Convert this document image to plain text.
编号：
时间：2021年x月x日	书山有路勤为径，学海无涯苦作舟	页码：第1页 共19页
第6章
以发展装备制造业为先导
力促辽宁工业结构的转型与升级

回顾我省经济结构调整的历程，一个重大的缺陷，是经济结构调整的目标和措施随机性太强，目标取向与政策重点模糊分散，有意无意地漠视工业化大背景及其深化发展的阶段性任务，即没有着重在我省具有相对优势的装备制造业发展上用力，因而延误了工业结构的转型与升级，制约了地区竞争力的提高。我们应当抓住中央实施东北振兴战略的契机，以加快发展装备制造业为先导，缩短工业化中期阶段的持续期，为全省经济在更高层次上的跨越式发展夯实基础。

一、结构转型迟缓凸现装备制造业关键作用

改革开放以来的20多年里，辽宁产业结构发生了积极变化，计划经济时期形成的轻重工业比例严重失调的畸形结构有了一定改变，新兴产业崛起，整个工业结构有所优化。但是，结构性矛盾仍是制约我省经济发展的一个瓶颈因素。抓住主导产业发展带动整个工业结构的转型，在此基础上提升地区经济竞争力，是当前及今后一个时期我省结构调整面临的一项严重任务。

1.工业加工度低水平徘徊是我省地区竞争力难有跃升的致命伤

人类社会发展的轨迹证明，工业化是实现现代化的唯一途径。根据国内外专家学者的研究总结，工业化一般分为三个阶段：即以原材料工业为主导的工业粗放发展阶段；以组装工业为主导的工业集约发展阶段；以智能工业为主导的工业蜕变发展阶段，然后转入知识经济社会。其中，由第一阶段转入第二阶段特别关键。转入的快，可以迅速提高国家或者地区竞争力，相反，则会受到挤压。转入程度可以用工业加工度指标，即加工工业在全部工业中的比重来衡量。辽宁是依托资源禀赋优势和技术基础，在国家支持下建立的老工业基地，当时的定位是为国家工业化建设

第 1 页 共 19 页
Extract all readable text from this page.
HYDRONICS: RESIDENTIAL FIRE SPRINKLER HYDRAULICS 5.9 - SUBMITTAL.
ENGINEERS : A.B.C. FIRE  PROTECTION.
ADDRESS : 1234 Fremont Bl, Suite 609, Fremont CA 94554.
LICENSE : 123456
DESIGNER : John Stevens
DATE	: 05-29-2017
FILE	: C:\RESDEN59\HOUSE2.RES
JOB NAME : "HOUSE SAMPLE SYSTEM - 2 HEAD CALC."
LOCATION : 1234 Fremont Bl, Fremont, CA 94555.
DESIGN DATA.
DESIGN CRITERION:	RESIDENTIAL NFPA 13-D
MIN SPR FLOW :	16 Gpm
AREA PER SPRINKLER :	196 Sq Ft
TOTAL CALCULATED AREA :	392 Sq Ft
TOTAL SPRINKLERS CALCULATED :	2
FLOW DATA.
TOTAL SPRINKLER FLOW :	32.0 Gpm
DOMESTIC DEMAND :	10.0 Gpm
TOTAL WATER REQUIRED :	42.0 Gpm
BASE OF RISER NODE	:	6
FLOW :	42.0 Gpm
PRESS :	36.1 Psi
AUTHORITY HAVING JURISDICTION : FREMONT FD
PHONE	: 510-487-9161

____________

WHAT IS EXPECTED - Copy in full each line that holds the word "FLOW".

RESPONSE -
MIN SPR FLOW :	16 Gpm
FLOW DATA.
TOTAL SPRINKLER FLOW :	32.0 Gpm
FLOW :	42.0 Gpm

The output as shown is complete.